• [Problem statement] In the material below, find how many lines contain the string "name". Write only that number.

________________________

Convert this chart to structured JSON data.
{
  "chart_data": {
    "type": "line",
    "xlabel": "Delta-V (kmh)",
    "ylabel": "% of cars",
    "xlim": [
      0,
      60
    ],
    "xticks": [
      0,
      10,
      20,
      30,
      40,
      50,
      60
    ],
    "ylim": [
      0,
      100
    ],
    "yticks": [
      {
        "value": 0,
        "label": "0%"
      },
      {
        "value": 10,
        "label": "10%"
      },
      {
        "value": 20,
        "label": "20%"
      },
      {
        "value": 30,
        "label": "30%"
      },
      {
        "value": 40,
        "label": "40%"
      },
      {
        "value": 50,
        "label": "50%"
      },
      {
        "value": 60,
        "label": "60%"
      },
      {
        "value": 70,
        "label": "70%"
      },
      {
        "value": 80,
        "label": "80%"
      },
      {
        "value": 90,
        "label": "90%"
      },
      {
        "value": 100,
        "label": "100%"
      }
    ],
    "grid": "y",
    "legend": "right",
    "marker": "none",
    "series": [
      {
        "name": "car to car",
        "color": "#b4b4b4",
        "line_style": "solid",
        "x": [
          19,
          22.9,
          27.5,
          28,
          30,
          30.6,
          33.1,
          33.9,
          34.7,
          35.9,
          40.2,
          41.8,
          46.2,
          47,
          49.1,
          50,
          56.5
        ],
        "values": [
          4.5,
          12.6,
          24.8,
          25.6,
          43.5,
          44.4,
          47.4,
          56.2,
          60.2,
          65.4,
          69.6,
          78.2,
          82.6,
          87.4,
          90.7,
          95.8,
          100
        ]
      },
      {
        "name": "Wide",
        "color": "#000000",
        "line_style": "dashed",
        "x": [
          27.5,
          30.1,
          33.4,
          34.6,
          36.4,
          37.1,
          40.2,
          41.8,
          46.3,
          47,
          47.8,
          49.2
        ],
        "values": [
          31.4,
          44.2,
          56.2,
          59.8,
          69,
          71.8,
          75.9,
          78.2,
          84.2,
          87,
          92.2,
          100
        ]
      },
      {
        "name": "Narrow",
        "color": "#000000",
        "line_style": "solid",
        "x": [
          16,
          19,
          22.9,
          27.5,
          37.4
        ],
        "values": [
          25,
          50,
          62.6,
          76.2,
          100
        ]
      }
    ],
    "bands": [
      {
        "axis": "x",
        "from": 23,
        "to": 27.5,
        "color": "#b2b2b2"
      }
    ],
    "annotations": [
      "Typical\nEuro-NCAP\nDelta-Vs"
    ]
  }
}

________________________

• [Result of the exercise] 3